A multidisciplinariedade é um objetivo no mínimo recomendável para a pesquisa em

ciências humanas13. A dissertação envolve de forma principal o Direito Constitucional, tratando

também do Direito Processual Civil e com incursões tanto na Teoria do Estado quanto no Direito

Administrativo, conhecimentos necessariamente aplicados para fundamentar as argumentações

conducentes às conclusões obtidas ao final da pesquisa.

No que toca às referências e à normalização são necessárias duas observações.

As referências foram realizadas em consonância com as normas da Associação Brasileira

das Normas Técnicas (ABNT), sendo que o rol constante do final do trabalho contemplou, tão-

somente, as obras efetivamente referidas pelo autor ao longo do trabalho. Livros e artigos apenas

indicados para aprofundamento não constam das referências finais, em que pesem tenham sido

identificados no momento oportuno da sua utilização ao longo do texto.

O trabalho foi composto por uma grande quantidade de decisões judiciais, em especial do

Supremo Tribunal Federal, todas referidas tanto quando indicadas (por vezes transcritas, diante

da clareza das idéias expostas ou da relevância como elemento textual para futura crítica) quanto

ao final, nas referências, organizadas em ordem decrescente de ano de publicação e, quando

coincidentes, pela ordem alfabética do tipo recursal envolvido.

● ● ● ● ●

> **Enunciado**
Responda às perguntas abaixo com base no texto sobre a dissertação, uma por linha:
1. Que área do Direito a dissertação envolve de forma principal?
2. Em consonância com as normas de qual entidade as referências foram realizadas?
3. Como as decisões judiciais estão organizadas nas referências finais?

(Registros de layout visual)
● ● ● ● ●

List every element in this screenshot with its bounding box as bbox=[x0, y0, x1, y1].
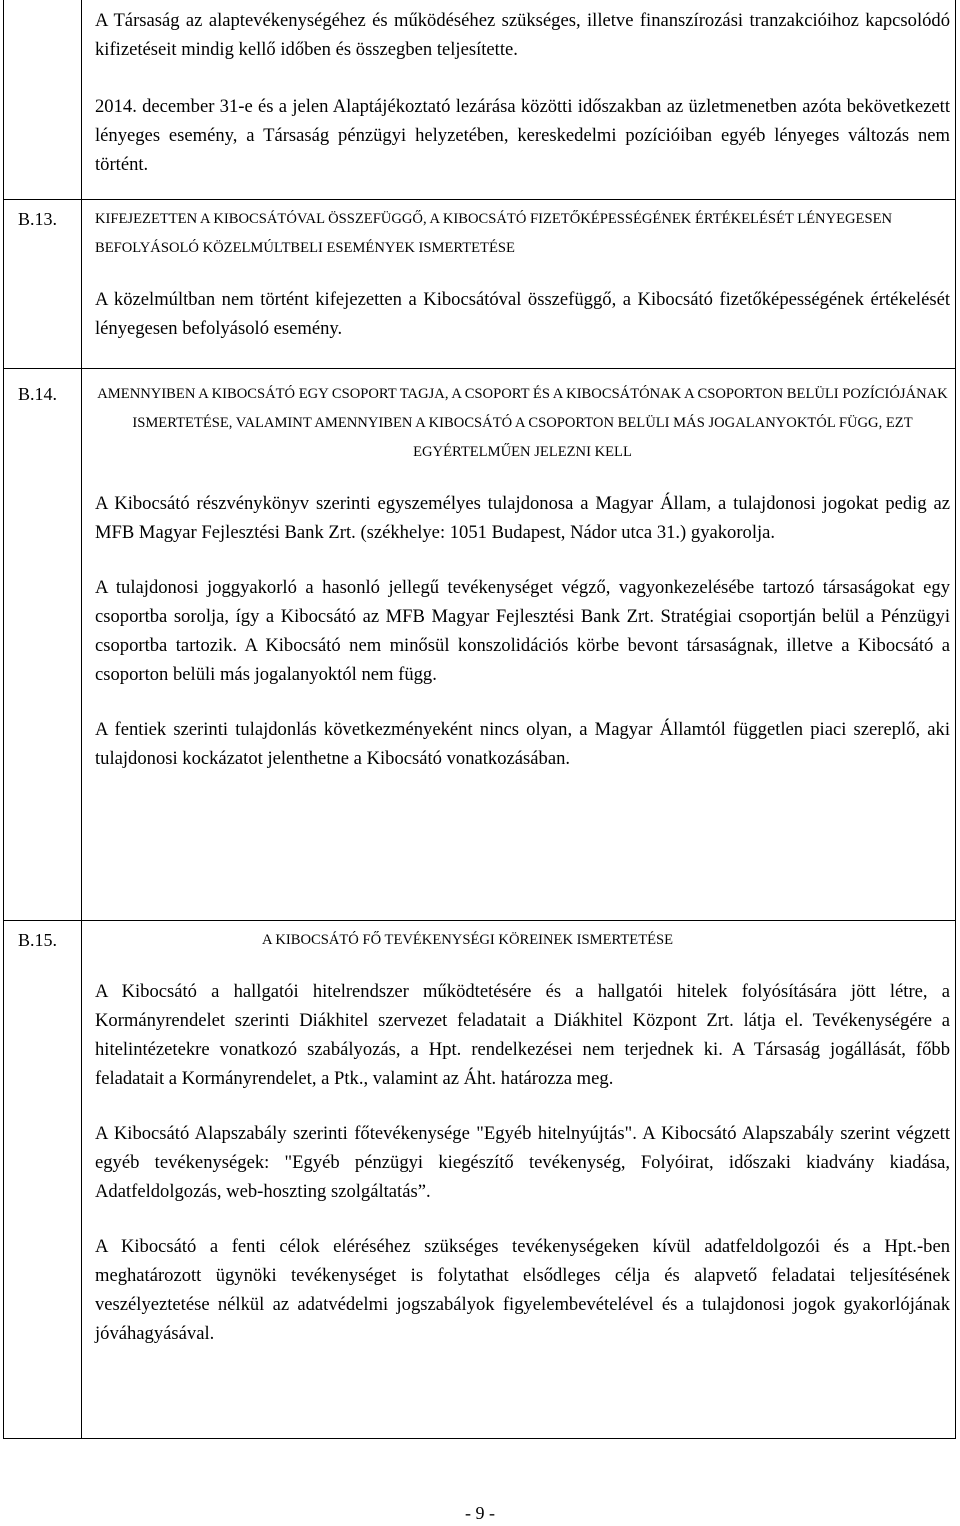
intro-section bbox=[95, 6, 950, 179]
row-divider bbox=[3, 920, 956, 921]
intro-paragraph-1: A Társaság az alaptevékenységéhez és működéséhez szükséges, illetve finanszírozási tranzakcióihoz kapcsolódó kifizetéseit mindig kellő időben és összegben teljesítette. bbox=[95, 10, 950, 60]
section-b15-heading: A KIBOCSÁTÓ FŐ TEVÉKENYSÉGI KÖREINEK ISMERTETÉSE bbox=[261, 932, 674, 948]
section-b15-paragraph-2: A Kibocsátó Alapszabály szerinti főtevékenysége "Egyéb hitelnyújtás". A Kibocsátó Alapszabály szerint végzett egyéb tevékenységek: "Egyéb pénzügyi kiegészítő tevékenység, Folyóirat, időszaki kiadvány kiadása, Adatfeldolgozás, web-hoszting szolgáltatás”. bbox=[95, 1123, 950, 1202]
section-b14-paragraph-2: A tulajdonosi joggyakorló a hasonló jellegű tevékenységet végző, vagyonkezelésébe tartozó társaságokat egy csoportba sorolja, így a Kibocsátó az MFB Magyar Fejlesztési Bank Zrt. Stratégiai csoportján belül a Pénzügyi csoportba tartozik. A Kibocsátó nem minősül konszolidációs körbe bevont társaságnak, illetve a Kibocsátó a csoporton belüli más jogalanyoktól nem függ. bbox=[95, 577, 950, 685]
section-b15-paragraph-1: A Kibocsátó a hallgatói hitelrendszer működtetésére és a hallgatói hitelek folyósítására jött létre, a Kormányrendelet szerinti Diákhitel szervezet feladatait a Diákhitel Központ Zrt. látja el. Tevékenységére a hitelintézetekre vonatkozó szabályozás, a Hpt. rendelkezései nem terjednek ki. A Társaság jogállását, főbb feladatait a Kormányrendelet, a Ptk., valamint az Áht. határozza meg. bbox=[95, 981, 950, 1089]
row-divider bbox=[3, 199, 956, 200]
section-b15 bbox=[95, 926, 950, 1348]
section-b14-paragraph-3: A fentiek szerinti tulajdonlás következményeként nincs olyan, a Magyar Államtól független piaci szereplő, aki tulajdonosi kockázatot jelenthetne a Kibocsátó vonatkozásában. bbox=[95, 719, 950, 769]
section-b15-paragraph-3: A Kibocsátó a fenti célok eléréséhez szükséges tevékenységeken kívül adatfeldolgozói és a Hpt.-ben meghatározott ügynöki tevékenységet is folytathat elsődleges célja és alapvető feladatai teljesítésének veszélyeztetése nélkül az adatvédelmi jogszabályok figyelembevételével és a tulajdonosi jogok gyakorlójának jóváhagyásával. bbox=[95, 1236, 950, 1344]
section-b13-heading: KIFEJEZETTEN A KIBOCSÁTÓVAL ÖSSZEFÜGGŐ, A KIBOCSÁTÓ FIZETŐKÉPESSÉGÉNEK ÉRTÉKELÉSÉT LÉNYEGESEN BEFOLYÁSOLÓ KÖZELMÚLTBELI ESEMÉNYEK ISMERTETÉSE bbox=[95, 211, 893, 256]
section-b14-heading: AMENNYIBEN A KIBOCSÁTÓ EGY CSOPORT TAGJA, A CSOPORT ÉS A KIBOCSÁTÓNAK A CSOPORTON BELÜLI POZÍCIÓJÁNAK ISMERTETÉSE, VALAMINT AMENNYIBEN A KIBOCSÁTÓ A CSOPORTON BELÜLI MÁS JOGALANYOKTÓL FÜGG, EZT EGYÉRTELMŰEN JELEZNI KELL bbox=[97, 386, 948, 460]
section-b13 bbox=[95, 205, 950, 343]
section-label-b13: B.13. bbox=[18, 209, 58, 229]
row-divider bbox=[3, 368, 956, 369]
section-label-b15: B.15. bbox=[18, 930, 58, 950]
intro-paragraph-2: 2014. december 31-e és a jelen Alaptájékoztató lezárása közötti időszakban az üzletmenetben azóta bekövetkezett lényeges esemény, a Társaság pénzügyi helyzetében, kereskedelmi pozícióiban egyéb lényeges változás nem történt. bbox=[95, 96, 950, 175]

● ● ● ● ●

> **Resposta**
1. Direito Constitucional.
2. Associação Brasileira das Normas Técnicas (ABNT).
3. Em ordem decrescente de ano de publicação e, quando coincidentes, pela ordem alfabética do tipo recursal envolvido.